Exercise task
In the entries below, count the lines holding "panel". Reply with the number only.

Working data
***
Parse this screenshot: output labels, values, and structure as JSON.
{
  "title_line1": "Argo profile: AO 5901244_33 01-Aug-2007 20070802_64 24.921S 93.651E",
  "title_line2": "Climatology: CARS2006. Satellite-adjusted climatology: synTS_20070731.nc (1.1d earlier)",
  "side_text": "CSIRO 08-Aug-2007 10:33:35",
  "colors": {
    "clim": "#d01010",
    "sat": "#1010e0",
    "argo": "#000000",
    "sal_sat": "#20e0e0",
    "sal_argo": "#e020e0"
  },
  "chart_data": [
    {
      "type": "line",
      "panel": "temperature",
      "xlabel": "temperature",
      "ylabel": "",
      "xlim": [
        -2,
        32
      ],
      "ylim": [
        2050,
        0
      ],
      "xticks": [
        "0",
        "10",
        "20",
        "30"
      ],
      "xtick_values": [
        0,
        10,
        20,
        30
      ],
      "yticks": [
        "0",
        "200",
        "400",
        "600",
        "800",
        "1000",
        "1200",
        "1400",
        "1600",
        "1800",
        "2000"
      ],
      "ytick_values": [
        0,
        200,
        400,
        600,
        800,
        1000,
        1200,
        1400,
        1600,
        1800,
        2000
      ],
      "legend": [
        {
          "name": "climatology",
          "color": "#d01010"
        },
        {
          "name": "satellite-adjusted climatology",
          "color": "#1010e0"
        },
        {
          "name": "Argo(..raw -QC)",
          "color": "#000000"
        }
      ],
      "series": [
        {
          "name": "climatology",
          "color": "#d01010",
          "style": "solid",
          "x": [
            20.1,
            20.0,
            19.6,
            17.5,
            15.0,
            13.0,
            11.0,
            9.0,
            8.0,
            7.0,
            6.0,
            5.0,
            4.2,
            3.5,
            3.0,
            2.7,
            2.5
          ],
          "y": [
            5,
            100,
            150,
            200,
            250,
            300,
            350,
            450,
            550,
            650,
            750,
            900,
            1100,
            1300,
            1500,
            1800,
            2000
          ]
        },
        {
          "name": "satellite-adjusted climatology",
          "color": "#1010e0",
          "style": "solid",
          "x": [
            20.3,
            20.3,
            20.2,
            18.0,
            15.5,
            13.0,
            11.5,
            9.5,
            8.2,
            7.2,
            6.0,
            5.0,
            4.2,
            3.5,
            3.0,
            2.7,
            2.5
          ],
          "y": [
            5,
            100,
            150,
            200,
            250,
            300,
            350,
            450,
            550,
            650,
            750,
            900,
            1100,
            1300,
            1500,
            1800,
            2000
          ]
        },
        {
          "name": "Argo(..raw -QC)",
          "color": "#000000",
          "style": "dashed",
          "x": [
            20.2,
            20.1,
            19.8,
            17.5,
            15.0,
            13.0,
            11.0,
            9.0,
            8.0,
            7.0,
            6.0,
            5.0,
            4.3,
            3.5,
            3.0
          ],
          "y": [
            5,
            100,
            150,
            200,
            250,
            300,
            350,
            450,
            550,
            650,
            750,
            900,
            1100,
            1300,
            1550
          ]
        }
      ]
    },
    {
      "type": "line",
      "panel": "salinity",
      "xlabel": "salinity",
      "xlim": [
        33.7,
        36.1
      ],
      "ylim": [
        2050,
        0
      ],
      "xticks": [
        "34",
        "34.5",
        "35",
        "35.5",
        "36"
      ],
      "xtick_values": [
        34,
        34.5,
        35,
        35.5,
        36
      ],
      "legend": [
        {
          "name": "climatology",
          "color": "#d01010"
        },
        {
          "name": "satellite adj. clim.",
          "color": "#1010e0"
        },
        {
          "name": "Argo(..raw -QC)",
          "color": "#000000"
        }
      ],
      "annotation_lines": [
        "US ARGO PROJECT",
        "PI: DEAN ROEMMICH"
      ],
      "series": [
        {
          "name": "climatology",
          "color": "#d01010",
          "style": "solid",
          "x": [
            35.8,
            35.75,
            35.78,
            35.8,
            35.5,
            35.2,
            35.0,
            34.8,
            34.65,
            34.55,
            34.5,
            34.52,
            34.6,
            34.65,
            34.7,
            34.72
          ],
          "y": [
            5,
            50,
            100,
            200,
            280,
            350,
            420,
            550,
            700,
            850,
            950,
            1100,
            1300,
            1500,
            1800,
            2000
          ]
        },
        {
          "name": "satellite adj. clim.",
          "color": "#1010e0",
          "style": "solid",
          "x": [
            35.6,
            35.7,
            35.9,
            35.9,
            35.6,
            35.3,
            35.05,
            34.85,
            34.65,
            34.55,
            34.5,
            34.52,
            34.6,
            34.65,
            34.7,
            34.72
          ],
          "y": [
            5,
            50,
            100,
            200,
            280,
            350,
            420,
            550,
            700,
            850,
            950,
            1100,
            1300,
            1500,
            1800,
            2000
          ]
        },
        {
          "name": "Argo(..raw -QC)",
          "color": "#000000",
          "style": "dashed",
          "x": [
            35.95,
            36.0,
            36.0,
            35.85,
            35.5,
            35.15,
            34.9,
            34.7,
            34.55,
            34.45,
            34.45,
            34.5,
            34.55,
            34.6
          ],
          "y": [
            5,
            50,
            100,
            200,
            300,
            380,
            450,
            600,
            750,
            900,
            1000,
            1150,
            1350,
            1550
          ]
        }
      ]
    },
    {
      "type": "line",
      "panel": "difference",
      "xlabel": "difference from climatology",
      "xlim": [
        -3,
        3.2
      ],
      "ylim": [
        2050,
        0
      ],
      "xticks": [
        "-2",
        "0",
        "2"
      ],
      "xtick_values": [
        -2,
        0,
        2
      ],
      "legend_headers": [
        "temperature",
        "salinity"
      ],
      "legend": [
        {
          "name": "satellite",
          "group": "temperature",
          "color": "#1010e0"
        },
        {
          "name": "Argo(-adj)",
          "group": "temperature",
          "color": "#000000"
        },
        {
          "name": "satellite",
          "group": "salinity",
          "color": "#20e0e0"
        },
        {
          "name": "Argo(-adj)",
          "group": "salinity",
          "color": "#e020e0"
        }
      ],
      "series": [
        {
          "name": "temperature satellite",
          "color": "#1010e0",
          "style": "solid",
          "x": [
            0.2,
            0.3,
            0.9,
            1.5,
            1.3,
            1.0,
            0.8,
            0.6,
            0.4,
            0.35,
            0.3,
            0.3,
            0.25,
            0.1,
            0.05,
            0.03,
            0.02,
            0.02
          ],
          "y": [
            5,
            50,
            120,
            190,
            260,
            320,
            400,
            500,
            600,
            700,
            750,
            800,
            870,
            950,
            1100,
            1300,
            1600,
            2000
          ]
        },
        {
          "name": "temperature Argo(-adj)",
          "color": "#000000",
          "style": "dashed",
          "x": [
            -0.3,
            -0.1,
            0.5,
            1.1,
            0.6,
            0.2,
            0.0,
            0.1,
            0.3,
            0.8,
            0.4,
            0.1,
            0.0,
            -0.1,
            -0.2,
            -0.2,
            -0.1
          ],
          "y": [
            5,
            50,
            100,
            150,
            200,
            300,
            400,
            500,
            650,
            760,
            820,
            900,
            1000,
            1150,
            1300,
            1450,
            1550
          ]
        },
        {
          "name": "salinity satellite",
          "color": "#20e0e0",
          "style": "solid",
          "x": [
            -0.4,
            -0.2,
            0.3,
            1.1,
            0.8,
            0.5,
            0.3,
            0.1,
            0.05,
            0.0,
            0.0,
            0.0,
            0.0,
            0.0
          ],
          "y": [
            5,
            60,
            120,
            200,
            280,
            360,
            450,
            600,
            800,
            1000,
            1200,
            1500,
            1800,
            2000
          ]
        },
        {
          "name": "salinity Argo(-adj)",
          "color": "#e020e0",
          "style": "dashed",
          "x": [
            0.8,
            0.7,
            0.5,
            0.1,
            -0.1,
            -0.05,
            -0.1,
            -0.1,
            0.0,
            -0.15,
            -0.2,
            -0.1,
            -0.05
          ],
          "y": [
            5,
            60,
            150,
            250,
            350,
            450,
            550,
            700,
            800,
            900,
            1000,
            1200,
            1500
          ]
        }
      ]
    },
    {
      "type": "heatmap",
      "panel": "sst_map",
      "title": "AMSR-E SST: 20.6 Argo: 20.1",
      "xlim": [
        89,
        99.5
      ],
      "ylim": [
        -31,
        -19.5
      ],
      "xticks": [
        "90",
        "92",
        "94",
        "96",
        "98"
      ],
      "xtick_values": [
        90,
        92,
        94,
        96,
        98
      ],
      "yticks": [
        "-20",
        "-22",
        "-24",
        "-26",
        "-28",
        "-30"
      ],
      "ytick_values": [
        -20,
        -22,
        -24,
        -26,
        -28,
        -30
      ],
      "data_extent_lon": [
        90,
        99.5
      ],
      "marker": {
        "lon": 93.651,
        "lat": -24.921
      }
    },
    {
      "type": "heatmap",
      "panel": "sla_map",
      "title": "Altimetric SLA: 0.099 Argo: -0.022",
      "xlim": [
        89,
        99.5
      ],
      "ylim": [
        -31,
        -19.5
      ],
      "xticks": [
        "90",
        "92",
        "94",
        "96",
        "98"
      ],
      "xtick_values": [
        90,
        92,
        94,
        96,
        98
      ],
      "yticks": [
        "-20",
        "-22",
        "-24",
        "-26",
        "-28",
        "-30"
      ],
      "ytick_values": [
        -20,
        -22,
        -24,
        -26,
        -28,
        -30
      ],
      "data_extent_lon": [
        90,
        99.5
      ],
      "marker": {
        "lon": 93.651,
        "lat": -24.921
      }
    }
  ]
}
***
Answer
5